━━━━━ Dataset excerpts

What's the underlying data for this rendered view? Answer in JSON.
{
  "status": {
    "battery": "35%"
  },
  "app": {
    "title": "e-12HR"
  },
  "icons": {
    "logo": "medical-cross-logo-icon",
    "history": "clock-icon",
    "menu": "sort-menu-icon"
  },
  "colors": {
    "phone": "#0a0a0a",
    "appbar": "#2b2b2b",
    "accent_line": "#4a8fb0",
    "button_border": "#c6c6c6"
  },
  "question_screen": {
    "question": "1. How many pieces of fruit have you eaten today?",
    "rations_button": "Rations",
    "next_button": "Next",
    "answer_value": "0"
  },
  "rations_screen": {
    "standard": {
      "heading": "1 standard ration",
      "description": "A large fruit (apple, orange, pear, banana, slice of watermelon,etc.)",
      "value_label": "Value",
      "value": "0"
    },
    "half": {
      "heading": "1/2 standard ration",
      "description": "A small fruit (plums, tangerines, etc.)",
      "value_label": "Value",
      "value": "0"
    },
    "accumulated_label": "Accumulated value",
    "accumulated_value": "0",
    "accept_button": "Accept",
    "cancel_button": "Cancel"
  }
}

━━━━━━━━━━

Copy out the whole listing, exactly as written.

> **The response**:
What's the underlying data for this rendered view? Answer in JSON.
{
  "status": {
    "battery": "35%"
  },
  "app": {
    "title": "e-12HR"
  },
  "icons": {
    "logo": "medical-cross-logo-icon",
    "history": "clock-icon",
    "menu": "sort-menu-icon"
  },
  "colors": {
    "phone": "#0a0a0a",
    "appbar": "#2b2b2b",
    "accent_line": "#4a8fb0",
    "button_border": "#c6c6c6"
  },
  "question_screen": {
    "question": "1. How many pieces of fruit have you eaten today?",
    "rations_button": "Rations",
    "next_button": "Next",
    "answer_value": "0"
  },
  "rations_screen": {
    "standard": {
      "heading": "1 standard ration",
      "description": "A large fruit (apple, orange, pear, banana, slice of watermelon,etc.)",
      "value_label": "Value",
      "value": "0"
    },
    "half": {
      "heading": "1/2 standard ration",
      "description": "A small fruit (plums, tangerines, etc.)",
      "value_label": "Value",
      "value": "0"
    },
    "accumulated_label": "Accumulated value",
    "accumulated_value": "0",
    "accept_button": "Accept",
    "cancel_button": "Cancel"
  }
}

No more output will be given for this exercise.